Job:
Repeat the whole listing exactly as written.

-- START OF Data lines --

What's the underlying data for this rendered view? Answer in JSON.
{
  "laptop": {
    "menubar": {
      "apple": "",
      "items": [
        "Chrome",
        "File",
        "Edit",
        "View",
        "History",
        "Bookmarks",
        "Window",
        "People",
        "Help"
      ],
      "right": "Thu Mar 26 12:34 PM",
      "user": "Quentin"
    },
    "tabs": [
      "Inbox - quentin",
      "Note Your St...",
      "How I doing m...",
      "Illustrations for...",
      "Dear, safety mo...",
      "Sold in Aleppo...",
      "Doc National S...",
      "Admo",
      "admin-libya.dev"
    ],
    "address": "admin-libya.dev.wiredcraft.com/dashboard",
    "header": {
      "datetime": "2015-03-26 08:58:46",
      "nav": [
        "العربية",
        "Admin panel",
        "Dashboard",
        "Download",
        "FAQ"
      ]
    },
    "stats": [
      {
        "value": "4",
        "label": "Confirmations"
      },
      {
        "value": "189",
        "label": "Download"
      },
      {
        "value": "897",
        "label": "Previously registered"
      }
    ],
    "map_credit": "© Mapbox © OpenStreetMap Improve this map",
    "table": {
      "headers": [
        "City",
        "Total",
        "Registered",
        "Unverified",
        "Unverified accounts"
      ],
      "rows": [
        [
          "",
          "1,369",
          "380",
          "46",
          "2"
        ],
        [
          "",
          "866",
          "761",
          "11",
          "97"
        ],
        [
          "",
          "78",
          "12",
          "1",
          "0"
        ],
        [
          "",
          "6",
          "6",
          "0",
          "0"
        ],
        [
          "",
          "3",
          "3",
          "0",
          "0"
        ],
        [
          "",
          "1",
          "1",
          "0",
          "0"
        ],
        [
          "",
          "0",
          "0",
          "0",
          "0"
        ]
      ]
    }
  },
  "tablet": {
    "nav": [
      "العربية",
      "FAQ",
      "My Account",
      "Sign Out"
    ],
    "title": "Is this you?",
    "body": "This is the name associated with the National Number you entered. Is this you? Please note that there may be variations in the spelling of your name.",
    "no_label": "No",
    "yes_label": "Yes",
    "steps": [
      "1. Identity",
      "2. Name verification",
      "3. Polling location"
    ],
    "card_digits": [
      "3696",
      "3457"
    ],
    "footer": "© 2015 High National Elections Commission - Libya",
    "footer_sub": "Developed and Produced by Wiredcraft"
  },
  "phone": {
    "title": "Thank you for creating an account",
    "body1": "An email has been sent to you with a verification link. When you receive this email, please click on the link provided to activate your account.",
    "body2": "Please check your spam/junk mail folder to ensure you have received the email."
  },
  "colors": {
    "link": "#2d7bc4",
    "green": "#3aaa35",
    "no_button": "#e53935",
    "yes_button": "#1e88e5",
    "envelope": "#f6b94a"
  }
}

-- END OF Data lines --

Written solution:
What's the underlying data for this rendered view? Answer in JSON.
{
  "laptop": {
    "menubar": {
      "apple": "",
      "items": [
        "Chrome",
        "File",
        "Edit",
        "View",
        "History",
        "Bookmarks",
        "Window",
        "People",
        "Help"
      ],
      "right": "Thu Mar 26 12:34 PM",
      "user": "Quentin"
    },
    "tabs": [
      "Inbox - quentin",
      "Note Your St...",
      "How I doing m...",
      "Illustrations for...",
      "Dear, safety mo...",
      "Sold in Aleppo...",
      "Doc National S...",
      "Admo",
      "admin-libya.dev"
    ],
    "address": "admin-libya.dev.wiredcraft.com/dashboard",
    "header": {
      "datetime": "2015-03-26 08:58:46",
      "nav": [
        "العربية",
        "Admin panel",
        "Dashboard",
        "Download",
        "FAQ"
      ]
    },
    "stats": [
      {
        "value": "4",
        "label": "Confirmations"
      },
      {
        "value": "189",
        "label": "Download"
      },
      {
        "value": "897",
        "label": "Previously registered"
      }
    ],
    "map_credit": "© Mapbox © OpenStreetMap Improve this map",
    "table": {
      "headers": [
        "City",
        "Total",
        "Registered",
        "Unverified",
        "Unverified accounts"
      ],
      "rows": [
        [
          "",
          "1,369",
          "380",
          "46",
          "2"
        ],
        [
          "",
          "866",
          "761",
          "11",
          "97"
        ],
        [
          "",
          "78",
          "12",
          "1",
          "0"
        ],
        [
          "",
          "6",
          "6",
          "0",
          "0"
        ],
        [
          "",
          "3",
          "3",
          "0",
          "0"
        ],
        [
          "",
          "1",
          "1",
          "0",
          "0"
        ],
        [
          "",
          "0",
          "0",
          "0",
          "0"
        ]
      ]
    }
  },
  "tablet": {
    "nav": [
      "العربية",
      "FAQ",
      "My Account",
      "Sign Out"
    ],
    "title": "Is this you?",
    "body": "This is the name associated with the National Number you entered. Is this you? Please note that there may be variations in the spelling of your name.",
    "no_label": "No",
    "yes_label": "Yes",
    "steps": [
      "1. Identity",
      "2. Name verification",
      "3. Polling location"
    ],
    "card_digits": [
      "3696",
      "3457"
    ],
    "footer": "© 2015 High National Elections Commission - Libya",
    "footer_sub": "Developed and Produced by Wiredcraft"
  },
  "phone": {
    "title": "Thank you for creating an account",
    "body1": "An email has been sent to you with a verification link. When you receive this email, please click on the link provided to activate your account.",
    "body2": "Please check your spam/junk mail folder to ensure you have received the email."
  },
  "colors": {
    "link": "#2d7bc4",
    "green": "#3aaa35",
    "no_button": "#e53935",
    "yes_button": "#1e88e5",
    "envelope": "#f6b94a"
  }
}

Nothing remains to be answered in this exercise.